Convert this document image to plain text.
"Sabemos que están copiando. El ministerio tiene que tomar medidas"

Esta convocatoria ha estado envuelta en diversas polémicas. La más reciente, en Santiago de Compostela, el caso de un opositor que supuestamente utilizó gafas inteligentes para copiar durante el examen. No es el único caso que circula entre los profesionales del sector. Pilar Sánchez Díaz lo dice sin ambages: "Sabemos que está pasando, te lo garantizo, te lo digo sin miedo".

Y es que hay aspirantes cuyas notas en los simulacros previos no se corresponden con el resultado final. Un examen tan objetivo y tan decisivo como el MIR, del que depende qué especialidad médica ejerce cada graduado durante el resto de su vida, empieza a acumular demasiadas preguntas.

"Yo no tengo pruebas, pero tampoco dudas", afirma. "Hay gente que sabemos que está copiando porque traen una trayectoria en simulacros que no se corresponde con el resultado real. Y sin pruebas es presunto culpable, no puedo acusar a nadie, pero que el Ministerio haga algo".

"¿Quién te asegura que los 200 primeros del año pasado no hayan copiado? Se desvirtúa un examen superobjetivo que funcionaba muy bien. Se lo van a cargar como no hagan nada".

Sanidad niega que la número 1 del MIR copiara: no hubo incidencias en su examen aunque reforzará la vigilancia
------------------------------------------------------------------------
> _WRITTEN REQUEST_
Your task is to reproduce the whole listing exactly.

> _ANSWER TO THIS PROBLEM_
Convert this document image to plain text.
"Sabemos que están copiando. El ministerio tiene que tomar medidas"

Esta convocatoria ha estado envuelta en diversas polémicas. La más reciente, en Santiago de Compostela, el caso de un opositor que supuestamente utilizó gafas inteligentes para copiar durante el examen. No es el único caso que circula entre los profesionales del sector. Pilar Sánchez Díaz lo dice sin ambages: "Sabemos que está pasando, te lo garantizo, te lo digo sin miedo".

Y es que hay aspirantes cuyas notas en los simulacros previos no se corresponden con el resultado final. Un examen tan objetivo y tan decisivo como el MIR, del que depende qué especialidad médica ejerce cada graduado durante el resto de su vida, empieza a acumular demasiadas preguntas.

"Yo no tengo pruebas, pero tampoco dudas", afirma. "Hay gente que sabemos que está copiando porque traen una trayectoria en simulacros que no se corresponde con el resultado real. Y sin pruebas es presunto culpable, no puedo acusar a nadie, pero que el Ministerio haga algo".

"¿Quién te asegura que los 200 primeros del año pasado no hayan copiado? Se desvirtúa un examen superobjetivo que funcionaba muy bien. Se lo van a cargar como no hagan nada".

Sanidad niega que la número 1 del MIR copiara: no hubo incidencias en su examen aunque reforzará la vigilancia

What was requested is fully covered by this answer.